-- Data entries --
::::::

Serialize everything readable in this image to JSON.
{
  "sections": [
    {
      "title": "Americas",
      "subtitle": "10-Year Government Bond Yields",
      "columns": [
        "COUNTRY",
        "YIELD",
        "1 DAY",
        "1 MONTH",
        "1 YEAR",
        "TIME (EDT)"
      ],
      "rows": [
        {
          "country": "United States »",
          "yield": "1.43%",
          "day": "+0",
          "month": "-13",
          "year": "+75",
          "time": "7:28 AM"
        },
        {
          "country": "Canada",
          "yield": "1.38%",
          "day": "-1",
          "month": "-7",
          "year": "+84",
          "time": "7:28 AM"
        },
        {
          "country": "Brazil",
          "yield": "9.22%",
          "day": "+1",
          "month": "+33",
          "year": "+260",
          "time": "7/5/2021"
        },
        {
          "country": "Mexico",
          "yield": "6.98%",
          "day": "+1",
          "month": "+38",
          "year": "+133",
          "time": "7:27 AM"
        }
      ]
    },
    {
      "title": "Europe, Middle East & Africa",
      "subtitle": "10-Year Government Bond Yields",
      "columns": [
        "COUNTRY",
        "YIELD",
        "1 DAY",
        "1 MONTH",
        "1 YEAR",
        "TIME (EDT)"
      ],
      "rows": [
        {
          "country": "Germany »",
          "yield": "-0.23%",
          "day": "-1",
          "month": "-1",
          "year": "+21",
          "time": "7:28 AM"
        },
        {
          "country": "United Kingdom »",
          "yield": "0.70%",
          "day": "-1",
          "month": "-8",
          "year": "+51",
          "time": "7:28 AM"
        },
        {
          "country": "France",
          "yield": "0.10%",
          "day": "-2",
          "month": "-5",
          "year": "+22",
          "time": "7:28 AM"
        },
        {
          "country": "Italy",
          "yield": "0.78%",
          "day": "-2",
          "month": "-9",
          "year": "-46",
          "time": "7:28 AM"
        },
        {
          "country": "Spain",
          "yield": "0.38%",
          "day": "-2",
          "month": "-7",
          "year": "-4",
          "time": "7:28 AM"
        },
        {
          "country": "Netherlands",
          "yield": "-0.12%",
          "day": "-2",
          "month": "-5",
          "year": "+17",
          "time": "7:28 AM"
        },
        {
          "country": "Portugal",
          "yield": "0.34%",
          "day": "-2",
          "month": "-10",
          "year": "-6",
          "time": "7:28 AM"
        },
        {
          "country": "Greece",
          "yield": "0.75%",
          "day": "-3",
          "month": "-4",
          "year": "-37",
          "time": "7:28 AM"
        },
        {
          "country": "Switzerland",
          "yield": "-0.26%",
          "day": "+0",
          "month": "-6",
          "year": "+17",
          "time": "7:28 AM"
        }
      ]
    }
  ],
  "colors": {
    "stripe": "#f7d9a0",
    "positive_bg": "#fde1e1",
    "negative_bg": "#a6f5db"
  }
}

::::::

-- Short task --
Print the material verbatim, all of it.

-- Solution for this exercise --
Serialize everything readable in this image to JSON.
{
  "sections": [
    {
      "title": "Americas",
      "subtitle": "10-Year Government Bond Yields",
      "columns": [
        "COUNTRY",
        "YIELD",
        "1 DAY",
        "1 MONTH",
        "1 YEAR",
        "TIME (EDT)"
      ],
      "rows": [
        {
          "country": "United States »",
          "yield": "1.43%",
          "day": "+0",
          "month": "-13",
          "year": "+75",
          "time": "7:28 AM"
        },
        {
          "country": "Canada",
          "yield": "1.38%",
          "day": "-1",
          "month": "-7",
          "year": "+84",
          "time": "7:28 AM"
        },
        {
          "country": "Brazil",
          "yield": "9.22%",
          "day": "+1",
          "month": "+33",
          "year": "+260",
          "time": "7/5/2021"
        },
        {
          "country": "Mexico",
          "yield": "6.98%",
          "day": "+1",
          "month": "+38",
          "year": "+133",
          "time": "7:27 AM"
        }
      ]
    },
    {
      "title": "Europe, Middle East & Africa",
      "subtitle": "10-Year Government Bond Yields",
      "columns": [
        "COUNTRY",
        "YIELD",
        "1 DAY",
        "1 MONTH",
        "1 YEAR",
        "TIME (EDT)"
      ],
      "rows": [
        {
          "country": "Germany »",
          "yield": "-0.23%",
          "day": "-1",
          "month": "-1",
          "year": "+21",
          "time": "7:28 AM"
        },
        {
          "country": "United Kingdom »",
          "yield": "0.70%",
          "day": "-1",
          "month": "-8",
          "year": "+51",
          "time": "7:28 AM"
        },
        {
          "country": "France",
          "yield": "0.10%",
          "day": "-2",
          "month": "-5",
          "year": "+22",
          "time": "7:28 AM"
        },
        {
          "country": "Italy",
          "yield": "0.78%",
          "day": "-2",
          "month": "-9",
          "year": "-46",
          "time": "7:28 AM"
        },
        {
          "country": "Spain",
          "yield": "0.38%",
          "day": "-2",
          "month": "-7",
          "year": "-4",
          "time": "7:28 AM"
        },
        {
          "country": "Netherlands",
          "yield": "-0.12%",
          "day": "-2",
          "month": "-5",
          "year": "+17",
          "time": "7:28 AM"
        },
        {
          "country": "Portugal",
          "yield": "0.34%",
          "day": "-2",
          "month": "-10",
          "year": "-6",
          "time": "7:28 AM"
        },
        {
          "country": "Greece",
          "yield": "0.75%",
          "day": "-3",
          "month": "-4",
          "year": "-37",
          "time": "7:28 AM"
        },
        {
          "country": "Switzerland",
          "yield": "-0.26%",
          "day": "+0",
          "month": "-6",
          "year": "+17",
          "time": "7:28 AM"
        }
      ]
    }
  ],
  "colors": {
    "stripe": "#f7d9a0",
    "positive_bg": "#fde1e1",
    "negative_bg": "#a6f5db"
  }
}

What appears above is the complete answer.